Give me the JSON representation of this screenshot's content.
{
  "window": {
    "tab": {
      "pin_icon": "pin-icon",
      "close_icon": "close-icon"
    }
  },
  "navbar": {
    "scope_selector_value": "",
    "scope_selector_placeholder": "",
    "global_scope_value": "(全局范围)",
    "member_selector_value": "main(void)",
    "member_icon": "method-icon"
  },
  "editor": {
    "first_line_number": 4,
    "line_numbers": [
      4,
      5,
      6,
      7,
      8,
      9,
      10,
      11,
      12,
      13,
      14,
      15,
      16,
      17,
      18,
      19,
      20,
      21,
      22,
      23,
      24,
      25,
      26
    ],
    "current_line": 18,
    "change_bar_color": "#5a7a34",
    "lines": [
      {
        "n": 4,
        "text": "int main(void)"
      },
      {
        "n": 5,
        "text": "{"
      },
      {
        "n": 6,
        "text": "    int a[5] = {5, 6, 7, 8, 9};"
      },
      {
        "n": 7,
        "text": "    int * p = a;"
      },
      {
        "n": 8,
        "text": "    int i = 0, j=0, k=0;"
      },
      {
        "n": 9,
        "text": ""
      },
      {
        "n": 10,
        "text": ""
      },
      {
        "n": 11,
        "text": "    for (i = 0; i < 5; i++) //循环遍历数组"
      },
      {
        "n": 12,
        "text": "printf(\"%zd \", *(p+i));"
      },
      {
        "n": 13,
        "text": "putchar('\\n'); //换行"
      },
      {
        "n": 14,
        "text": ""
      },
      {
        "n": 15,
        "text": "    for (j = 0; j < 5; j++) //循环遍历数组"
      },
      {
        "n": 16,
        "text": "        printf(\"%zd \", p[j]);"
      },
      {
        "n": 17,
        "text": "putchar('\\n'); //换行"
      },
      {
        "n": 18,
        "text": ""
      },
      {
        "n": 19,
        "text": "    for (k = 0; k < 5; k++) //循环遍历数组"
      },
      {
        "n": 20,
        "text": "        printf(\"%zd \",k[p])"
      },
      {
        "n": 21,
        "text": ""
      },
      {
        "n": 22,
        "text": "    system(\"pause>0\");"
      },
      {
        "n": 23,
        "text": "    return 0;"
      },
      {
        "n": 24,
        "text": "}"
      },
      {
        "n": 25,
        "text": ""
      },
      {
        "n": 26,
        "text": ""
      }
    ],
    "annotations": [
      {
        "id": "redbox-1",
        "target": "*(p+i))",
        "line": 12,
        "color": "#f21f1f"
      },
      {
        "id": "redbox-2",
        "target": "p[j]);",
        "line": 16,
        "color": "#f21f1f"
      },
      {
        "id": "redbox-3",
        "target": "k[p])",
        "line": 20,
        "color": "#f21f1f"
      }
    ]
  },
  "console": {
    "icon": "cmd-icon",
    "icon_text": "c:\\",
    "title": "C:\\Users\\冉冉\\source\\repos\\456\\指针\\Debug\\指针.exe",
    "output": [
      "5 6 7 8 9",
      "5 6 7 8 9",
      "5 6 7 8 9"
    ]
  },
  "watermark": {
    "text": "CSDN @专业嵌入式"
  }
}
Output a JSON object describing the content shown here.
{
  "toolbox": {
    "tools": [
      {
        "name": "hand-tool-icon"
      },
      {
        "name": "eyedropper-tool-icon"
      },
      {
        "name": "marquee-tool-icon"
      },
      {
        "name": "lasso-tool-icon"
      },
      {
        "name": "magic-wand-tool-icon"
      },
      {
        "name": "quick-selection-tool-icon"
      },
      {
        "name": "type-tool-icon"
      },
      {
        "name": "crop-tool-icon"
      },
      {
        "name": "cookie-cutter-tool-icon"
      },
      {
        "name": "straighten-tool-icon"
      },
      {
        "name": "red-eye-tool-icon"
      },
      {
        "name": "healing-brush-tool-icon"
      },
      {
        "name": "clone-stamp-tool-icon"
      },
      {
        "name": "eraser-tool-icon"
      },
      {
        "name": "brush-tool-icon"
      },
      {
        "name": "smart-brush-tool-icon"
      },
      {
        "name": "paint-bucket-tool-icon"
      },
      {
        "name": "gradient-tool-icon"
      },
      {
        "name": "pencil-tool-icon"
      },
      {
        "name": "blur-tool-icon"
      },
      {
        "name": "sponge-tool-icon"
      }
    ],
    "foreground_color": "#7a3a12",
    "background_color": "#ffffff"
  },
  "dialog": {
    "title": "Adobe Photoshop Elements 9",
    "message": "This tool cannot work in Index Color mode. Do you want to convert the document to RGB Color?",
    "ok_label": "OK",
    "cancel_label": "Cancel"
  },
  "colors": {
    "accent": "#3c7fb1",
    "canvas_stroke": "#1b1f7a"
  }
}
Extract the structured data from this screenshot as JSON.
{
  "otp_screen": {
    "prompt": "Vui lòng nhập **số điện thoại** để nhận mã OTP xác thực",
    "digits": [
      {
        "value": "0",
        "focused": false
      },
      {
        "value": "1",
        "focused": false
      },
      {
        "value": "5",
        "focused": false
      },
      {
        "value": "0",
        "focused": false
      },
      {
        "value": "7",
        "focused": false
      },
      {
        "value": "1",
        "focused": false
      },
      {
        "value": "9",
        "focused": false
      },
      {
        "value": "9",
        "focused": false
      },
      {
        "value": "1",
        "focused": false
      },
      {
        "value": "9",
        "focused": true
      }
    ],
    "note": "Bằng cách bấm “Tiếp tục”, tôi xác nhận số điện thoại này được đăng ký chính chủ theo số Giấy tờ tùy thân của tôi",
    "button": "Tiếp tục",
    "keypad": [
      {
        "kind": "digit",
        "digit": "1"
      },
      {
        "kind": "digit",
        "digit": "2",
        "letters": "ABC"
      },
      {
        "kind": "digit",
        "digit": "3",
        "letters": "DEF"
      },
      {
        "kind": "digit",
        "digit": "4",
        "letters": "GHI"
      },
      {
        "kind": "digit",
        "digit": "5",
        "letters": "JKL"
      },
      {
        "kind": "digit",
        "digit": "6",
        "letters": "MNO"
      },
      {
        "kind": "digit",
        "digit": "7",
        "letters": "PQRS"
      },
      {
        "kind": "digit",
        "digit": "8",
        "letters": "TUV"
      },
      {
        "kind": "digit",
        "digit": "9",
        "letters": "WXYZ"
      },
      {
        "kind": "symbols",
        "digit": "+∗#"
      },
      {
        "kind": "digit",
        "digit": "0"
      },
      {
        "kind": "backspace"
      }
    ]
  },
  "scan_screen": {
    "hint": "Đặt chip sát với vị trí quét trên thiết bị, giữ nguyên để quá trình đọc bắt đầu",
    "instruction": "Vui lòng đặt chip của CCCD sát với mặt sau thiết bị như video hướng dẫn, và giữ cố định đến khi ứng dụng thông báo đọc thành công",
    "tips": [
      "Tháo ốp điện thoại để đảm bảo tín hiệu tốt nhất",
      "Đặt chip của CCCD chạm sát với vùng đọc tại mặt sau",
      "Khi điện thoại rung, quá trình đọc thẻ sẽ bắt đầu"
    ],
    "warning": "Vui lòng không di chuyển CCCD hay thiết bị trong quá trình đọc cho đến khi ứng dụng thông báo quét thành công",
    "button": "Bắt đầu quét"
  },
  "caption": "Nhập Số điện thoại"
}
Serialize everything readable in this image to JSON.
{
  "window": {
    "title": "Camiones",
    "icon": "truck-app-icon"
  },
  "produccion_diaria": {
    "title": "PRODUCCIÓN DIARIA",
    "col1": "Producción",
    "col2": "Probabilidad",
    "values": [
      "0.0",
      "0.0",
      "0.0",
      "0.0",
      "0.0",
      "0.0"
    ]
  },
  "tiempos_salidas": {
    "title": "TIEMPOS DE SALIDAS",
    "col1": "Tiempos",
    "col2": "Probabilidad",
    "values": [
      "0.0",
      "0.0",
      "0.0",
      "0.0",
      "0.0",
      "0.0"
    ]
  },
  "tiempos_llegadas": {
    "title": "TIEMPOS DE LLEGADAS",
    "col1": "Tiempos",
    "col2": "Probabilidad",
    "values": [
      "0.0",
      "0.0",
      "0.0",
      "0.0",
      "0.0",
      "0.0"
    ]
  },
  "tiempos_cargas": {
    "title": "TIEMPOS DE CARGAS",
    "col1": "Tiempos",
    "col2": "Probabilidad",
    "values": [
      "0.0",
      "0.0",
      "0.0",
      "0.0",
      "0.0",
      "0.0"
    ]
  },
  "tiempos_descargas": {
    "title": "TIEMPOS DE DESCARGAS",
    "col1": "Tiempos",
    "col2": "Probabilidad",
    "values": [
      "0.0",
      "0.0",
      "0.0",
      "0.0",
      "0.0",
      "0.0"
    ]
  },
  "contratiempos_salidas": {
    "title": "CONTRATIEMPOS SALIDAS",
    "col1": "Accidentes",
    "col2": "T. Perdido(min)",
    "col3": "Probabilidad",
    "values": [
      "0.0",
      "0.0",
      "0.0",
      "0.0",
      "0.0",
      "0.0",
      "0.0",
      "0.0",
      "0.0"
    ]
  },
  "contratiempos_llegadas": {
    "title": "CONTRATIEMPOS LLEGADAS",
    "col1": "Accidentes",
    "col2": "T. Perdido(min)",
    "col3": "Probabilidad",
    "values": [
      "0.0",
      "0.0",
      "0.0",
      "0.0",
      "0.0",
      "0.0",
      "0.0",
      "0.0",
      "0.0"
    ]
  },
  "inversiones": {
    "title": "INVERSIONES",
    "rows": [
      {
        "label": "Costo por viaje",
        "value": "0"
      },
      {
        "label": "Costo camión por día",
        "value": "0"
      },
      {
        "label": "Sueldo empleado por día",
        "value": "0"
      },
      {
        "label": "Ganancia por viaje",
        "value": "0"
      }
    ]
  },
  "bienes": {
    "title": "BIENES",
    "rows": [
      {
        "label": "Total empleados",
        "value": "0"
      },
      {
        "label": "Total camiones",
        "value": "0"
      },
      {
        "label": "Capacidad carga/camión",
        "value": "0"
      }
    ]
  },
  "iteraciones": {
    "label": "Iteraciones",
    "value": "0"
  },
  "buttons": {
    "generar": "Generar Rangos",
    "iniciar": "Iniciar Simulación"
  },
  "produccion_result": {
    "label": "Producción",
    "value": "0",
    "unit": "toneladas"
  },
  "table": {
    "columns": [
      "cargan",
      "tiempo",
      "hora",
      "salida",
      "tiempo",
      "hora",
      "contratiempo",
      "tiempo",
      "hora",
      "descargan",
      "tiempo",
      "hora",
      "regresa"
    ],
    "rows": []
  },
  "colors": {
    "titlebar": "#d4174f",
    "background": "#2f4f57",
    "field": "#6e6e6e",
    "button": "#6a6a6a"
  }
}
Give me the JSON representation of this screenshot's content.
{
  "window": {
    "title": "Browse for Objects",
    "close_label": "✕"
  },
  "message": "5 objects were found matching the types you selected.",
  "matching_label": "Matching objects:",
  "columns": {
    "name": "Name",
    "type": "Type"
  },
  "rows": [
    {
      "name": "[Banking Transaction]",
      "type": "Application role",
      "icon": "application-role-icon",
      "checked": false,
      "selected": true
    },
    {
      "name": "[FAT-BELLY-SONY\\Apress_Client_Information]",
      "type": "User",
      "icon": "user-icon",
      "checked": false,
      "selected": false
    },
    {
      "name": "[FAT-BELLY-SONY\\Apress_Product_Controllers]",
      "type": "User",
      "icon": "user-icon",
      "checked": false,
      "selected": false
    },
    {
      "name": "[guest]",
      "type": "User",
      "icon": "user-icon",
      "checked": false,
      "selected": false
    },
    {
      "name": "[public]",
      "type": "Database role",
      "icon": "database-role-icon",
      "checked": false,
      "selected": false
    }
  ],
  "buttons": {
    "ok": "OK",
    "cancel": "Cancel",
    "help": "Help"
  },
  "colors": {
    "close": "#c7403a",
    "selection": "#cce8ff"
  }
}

○ ○ ○ ○ ○ ○ ○

> **PROMPT**:
Find each line that has the word "nhận", then copy it out.

> **RESULT OF THIS TASK**:
    "prompt": "Vui lòng nhập **số điện thoại** để nhận mã OTP xác thực",
    "note": "Bằng cách bấm “Tiếp tục”, tôi xác nhận số điện thoại này được đăng ký chính chủ theo số Giấy tờ tùy thân của tôi",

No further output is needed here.